Aim of the exercise - Extract the complete listing and output it unchanged.

Records to use -
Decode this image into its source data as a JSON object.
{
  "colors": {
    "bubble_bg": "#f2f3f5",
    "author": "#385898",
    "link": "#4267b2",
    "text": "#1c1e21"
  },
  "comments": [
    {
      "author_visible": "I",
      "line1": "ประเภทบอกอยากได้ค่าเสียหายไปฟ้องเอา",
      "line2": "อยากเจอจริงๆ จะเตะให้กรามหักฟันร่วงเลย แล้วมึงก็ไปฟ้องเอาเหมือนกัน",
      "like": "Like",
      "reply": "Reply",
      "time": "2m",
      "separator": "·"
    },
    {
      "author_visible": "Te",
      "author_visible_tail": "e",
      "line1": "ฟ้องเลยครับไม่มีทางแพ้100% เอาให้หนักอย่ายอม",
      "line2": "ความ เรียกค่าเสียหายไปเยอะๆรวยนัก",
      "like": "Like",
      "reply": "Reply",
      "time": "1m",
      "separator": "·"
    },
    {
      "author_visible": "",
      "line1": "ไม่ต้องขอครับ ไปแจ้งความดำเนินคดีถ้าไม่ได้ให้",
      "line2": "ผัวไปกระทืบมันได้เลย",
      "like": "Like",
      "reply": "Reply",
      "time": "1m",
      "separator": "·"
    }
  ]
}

Reply -
Decode this image into its source data as a JSON object.
{
  "colors": {
    "bubble_bg": "#f2f3f5",
    "author": "#385898",
    "link": "#4267b2",
    "text": "#1c1e21"
  },
  "comments": [
    {
      "author_visible": "I",
      "line1": "ประเภทบอกอยากได้ค่าเสียหายไปฟ้องเอา",
      "line2": "อยากเจอจริงๆ จะเตะให้กรามหักฟันร่วงเลย แล้วมึงก็ไปฟ้องเอาเหมือนกัน",
      "like": "Like",
      "reply": "Reply",
      "time": "2m",
      "separator": "·"
    },
    {
      "author_visible": "Te",
      "author_visible_tail": "e",
      "line1": "ฟ้องเลยครับไม่มีทางแพ้100% เอาให้หนักอย่ายอม",
      "line2": "ความ เรียกค่าเสียหายไปเยอะๆรวยนัก",
      "like": "Like",
      "reply": "Reply",
      "time": "1m",
      "separator": "·"
    },
    {
      "author_visible": "",
      "line1": "ไม่ต้องขอครับ ไปแจ้งความดำเนินคดีถ้าไม่ได้ให้",
      "line2": "ผัวไปกระทืบมันได้เลย",
      "like": "Like",
      "reply": "Reply",
      "time": "1m",
      "separator": "·"
    }
  ]
}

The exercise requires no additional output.